**Goal of the exercise**
Locate and copy all lines bearing the word "voisins".

(Data entries)
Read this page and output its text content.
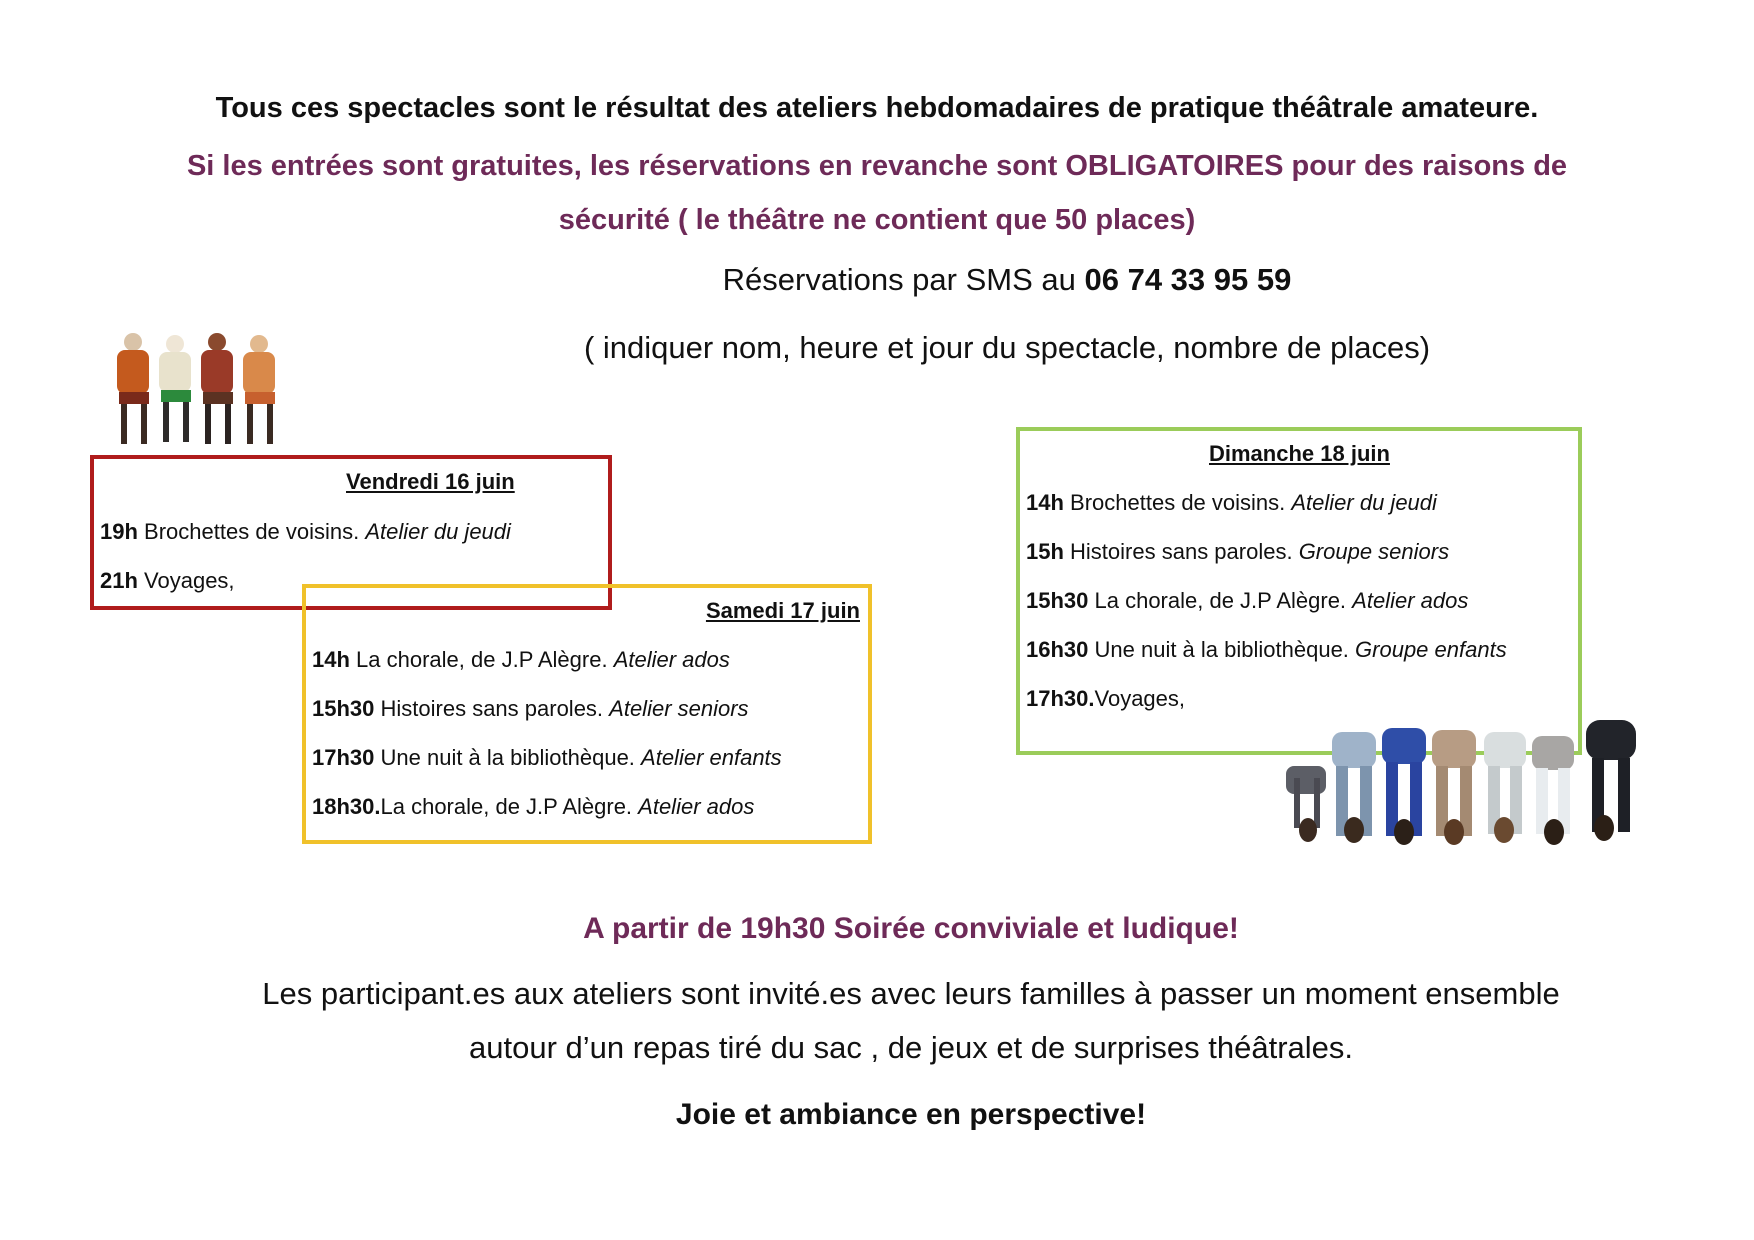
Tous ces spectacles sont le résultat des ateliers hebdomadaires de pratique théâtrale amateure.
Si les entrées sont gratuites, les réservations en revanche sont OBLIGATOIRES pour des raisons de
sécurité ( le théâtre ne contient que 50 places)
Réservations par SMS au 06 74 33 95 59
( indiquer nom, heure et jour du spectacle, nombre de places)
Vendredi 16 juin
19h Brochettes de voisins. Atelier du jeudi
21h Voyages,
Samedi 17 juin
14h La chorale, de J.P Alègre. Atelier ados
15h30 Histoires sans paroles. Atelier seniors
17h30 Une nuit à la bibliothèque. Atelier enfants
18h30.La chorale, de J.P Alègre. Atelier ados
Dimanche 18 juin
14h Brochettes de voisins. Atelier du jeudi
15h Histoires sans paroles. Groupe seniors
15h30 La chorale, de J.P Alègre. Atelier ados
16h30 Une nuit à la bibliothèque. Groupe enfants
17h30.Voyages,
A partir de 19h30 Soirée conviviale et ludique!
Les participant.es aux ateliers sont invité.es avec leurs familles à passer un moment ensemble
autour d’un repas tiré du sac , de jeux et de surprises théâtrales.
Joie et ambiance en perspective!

**Exercise output**
19h Brochettes de voisins. Atelier du jeudi
14h Brochettes de voisins. Atelier du jeudi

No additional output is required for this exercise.